THE EXERCISE
Each entry below should be returned exactly as is, with the pictures removed.
---- GIVEN DATA
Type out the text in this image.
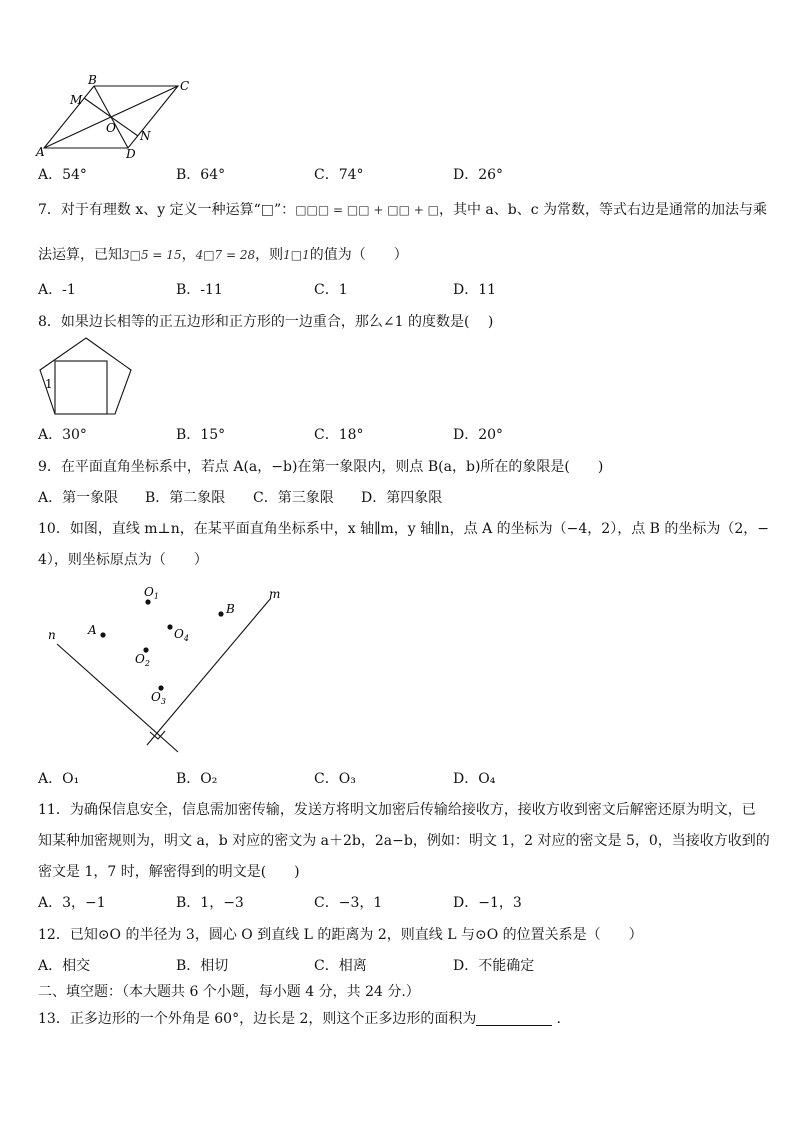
B	C
M
O
N
A	D
A．54°	B．64°	C．74°	D．26°
7．对于有理数 x、y 定义一种运算“□”：□□□ = □□ + □□ + □，其中 a、b、c 为常数，等式右边是通常的加法与乘
法运算，已知3□5 = 15，4□7 = 28，则1□1的值为（　　）
A．-1	B．-11	C．1	D．11
8．如果边长相等的正五边形和正方形的一边重合，那么∠1 的度数是(　 )
1
A．30°	B．15°	C．18°	D．20°
9．在平面直角坐标系中，若点 A(a，−b)在第一象限内，则点 B(a，b)所在的象限是(　　)
A．第一象限 B．第二象限 C．第三象限 D．第四象限
10．如图，直线 m⊥n，在某平面直角坐标系中，x 轴∥m，y 轴∥n，点 A 的坐标为（−4，2），点 B 的坐标为（2，−
4），则坐标原点为（　　）
n
m
A
B
$O_1$
$O_2$
$O_3$
$O_4$
A．O₁	B．O₂	C．O₃	D．O₄
11．为确保信息安全，信息需加密传输，发送方将明文加密后传输给接收方，接收方收到密文后解密还原为明文，已
知某种加密规则为，明文 a，b 对应的密文为 a＋2b，2a−b，例如：明文 1，2 对应的密文是 5，0，当接收方收到的
密文是 1，7 时，解密得到的明文是(　　)
A．3，−1	B．1，−3	C．−3，1	D．−1，3
12．已知⊙O 的半径为 3，圆心 O 到直线 L 的距离为 2，则直线 L 与⊙O 的位置关系是（　　）
A．相交	B．相切	C．相离	D．不能确定
二、填空题：（本大题共 6 个小题，每小题 4 分，共 24 分.）
13．正多边形的一个外角是 60°，边长是 2，则这个正多边形的面积为	.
--------
TASK RESPONSE
Type out the text in this image.
B	C
M
O
N
A	D
A．54°	B．64°	C．74°	D．26°
7．对于有理数 x、y 定义一种运算“□”：□□□ = □□ + □□ + □，其中 a、b、c 为常数，等式右边是通常的加法与乘
法运算，已知3□5 = 15，4□7 = 28，则1□1的值为（　　）
A．-1	B．-11	C．1	D．11
8．如果边长相等的正五边形和正方形的一边重合，那么∠1 的度数是(　 )
1
A．30°	B．15°	C．18°	D．20°
9．在平面直角坐标系中，若点 A(a，−b)在第一象限内，则点 B(a，b)所在的象限是(　　)
A．第一象限 B．第二象限 C．第三象限 D．第四象限
10．如图，直线 m⊥n，在某平面直角坐标系中，x 轴∥m，y 轴∥n，点 A 的坐标为（−4，2），点 B 的坐标为（2，−
4），则坐标原点为（　　）
n
m
A
B
$O_1$
$O_2$
$O_3$
$O_4$
A．O₁	B．O₂	C．O₃	D．O₄
11．为确保信息安全，信息需加密传输，发送方将明文加密后传输给接收方，接收方收到密文后解密还原为明文，已
知某种加密规则为，明文 a，b 对应的密文为 a＋2b，2a−b，例如：明文 1，2 对应的密文是 5，0，当接收方收到的
密文是 1，7 时，解密得到的明文是(　　)
A．3，−1	B．1，−3	C．−3，1	D．−1，3
12．已知⊙O 的半径为 3，圆心 O 到直线 L 的距离为 2，则直线 L 与⊙O 的位置关系是（　　）
A．相交	B．相切	C．相离	D．不能确定
二、填空题：（本大题共 6 个小题，每小题 4 分，共 24 分.）
13．正多边形的一个外角是 60°，边长是 2，则这个正多边形的面积为	.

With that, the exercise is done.